* [Problem details]: Restate, in full and unchanged, the entries that follow, but not their pictures.

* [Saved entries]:
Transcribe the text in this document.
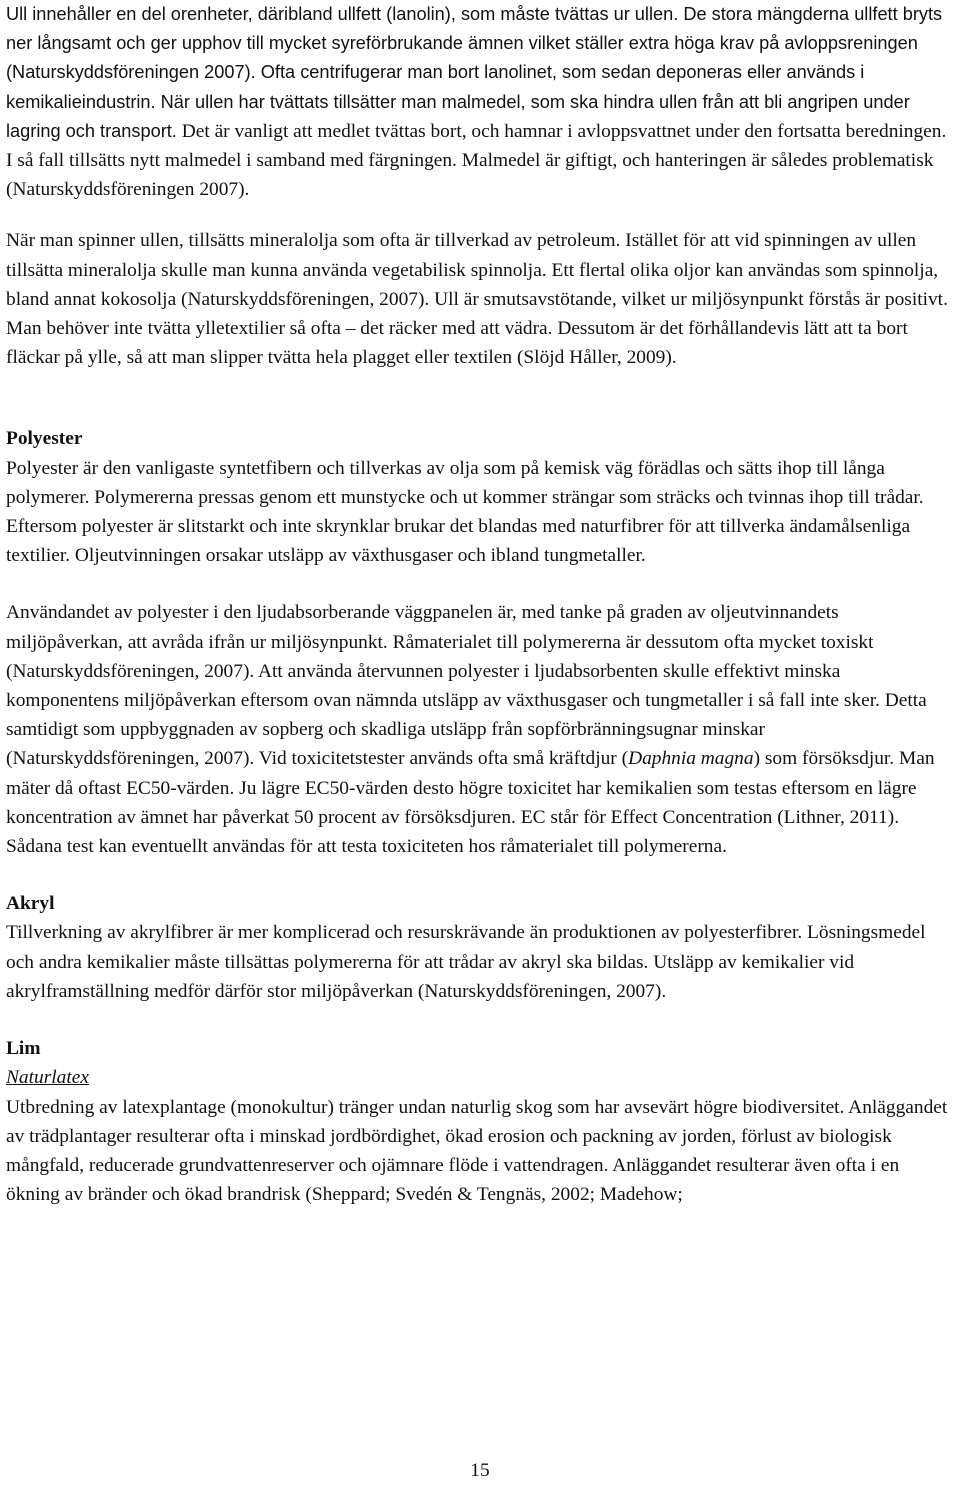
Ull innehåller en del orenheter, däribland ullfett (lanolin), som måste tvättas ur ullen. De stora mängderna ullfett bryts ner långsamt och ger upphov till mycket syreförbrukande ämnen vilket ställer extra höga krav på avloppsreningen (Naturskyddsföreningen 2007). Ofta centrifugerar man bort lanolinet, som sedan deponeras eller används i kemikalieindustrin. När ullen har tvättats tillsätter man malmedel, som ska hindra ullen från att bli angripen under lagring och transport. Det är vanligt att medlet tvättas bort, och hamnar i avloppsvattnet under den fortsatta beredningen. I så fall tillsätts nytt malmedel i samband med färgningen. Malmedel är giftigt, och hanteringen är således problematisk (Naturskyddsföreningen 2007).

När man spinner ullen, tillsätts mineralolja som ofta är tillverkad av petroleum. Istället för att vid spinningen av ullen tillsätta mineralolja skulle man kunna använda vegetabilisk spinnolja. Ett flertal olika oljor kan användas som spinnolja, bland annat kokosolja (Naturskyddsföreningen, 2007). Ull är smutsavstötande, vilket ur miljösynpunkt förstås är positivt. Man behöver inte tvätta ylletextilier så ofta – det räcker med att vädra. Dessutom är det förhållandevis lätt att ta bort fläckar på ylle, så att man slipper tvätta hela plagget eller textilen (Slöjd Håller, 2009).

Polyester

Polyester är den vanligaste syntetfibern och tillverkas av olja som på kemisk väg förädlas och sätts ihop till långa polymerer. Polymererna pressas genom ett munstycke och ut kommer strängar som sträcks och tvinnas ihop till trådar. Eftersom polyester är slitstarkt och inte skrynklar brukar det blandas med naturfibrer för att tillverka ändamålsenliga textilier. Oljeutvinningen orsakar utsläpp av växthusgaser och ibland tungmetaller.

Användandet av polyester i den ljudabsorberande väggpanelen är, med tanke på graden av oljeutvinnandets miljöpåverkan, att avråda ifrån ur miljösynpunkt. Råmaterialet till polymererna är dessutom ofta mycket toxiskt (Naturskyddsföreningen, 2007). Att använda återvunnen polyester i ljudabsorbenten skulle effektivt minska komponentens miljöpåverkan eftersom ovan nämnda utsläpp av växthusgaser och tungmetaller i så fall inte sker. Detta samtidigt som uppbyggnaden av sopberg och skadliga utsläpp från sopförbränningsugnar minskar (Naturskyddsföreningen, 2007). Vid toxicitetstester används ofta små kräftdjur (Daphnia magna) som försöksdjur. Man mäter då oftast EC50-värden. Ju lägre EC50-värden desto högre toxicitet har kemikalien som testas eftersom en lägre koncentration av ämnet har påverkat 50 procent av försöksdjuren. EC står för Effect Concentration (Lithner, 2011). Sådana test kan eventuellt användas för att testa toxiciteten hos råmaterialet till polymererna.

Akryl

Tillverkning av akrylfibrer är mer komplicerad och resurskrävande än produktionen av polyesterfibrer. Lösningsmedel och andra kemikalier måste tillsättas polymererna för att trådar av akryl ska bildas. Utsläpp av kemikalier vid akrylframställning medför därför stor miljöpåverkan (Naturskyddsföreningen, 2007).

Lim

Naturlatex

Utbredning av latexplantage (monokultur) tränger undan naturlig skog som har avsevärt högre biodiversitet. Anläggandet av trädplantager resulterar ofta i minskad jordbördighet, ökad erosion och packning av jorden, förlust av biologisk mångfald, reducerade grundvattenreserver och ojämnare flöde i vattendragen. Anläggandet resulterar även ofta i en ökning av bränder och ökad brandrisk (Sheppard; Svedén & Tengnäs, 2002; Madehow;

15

* [Task solution]:
Transcribe the text in this document.
Ull innehåller en del orenheter, däribland ullfett (lanolin), som måste tvättas ur ullen. De stora mängderna ullfett bryts ner långsamt och ger upphov till mycket syreförbrukande ämnen vilket ställer extra höga krav på avloppsreningen (Naturskyddsföreningen 2007). Ofta centrifugerar man bort lanolinet, som sedan deponeras eller används i kemikalieindustrin. När ullen har tvättats tillsätter man malmedel, som ska hindra ullen från att bli angripen under lagring och transport. Det är vanligt att medlet tvättas bort, och hamnar i avloppsvattnet under den fortsatta beredningen. I så fall tillsätts nytt malmedel i samband med färgningen. Malmedel är giftigt, och hanteringen är således problematisk (Naturskyddsföreningen 2007).

När man spinner ullen, tillsätts mineralolja som ofta är tillverkad av petroleum. Istället för att vid spinningen av ullen tillsätta mineralolja skulle man kunna använda vegetabilisk spinnolja. Ett flertal olika oljor kan användas som spinnolja, bland annat kokosolja (Naturskyddsföreningen, 2007). Ull är smutsavstötande, vilket ur miljösynpunkt förstås är positivt. Man behöver inte tvätta ylletextilier så ofta – det räcker med att vädra. Dessutom är det förhållandevis lätt att ta bort fläckar på ylle, så att man slipper tvätta hela plagget eller textilen (Slöjd Håller, 2009).

Polyester

Polyester är den vanligaste syntetfibern och tillverkas av olja som på kemisk väg förädlas och sätts ihop till långa polymerer. Polymererna pressas genom ett munstycke och ut kommer strängar som sträcks och tvinnas ihop till trådar. Eftersom polyester är slitstarkt och inte skrynklar brukar det blandas med naturfibrer för att tillverka ändamålsenliga textilier. Oljeutvinningen orsakar utsläpp av växthusgaser och ibland tungmetaller.

Användandet av polyester i den ljudabsorberande väggpanelen är, med tanke på graden av oljeutvinnandets miljöpåverkan, att avråda ifrån ur miljösynpunkt. Råmaterialet till polymererna är dessutom ofta mycket toxiskt (Naturskyddsföreningen, 2007). Att använda återvunnen polyester i ljudabsorbenten skulle effektivt minska komponentens miljöpåverkan eftersom ovan nämnda utsläpp av växthusgaser och tungmetaller i så fall inte sker. Detta samtidigt som uppbyggnaden av sopberg och skadliga utsläpp från sopförbränningsugnar minskar (Naturskyddsföreningen, 2007). Vid toxicitetstester används ofta små kräftdjur (Daphnia magna) som försöksdjur. Man mäter då oftast EC50-värden. Ju lägre EC50-värden desto högre toxicitet har kemikalien som testas eftersom en lägre koncentration av ämnet har påverkat 50 procent av försöksdjuren. EC står för Effect Concentration (Lithner, 2011). Sådana test kan eventuellt användas för att testa toxiciteten hos råmaterialet till polymererna.

Akryl

Tillverkning av akrylfibrer är mer komplicerad och resurskrävande än produktionen av polyesterfibrer. Lösningsmedel och andra kemikalier måste tillsättas polymererna för att trådar av akryl ska bildas. Utsläpp av kemikalier vid akrylframställning medför därför stor miljöpåverkan (Naturskyddsföreningen, 2007).

Lim

Naturlatex

Utbredning av latexplantage (monokultur) tränger undan naturlig skog som har avsevärt högre biodiversitet. Anläggandet av trädplantager resulterar ofta i minskad jordbördighet, ökad erosion och packning av jorden, förlust av biologisk mångfald, reducerade grundvattenreserver och ojämnare flöde i vattendragen. Anläggandet resulterar även ofta i en ökning av bränder och ökad brandrisk (Sheppard; Svedén & Tengnäs, 2002; Madehow;

15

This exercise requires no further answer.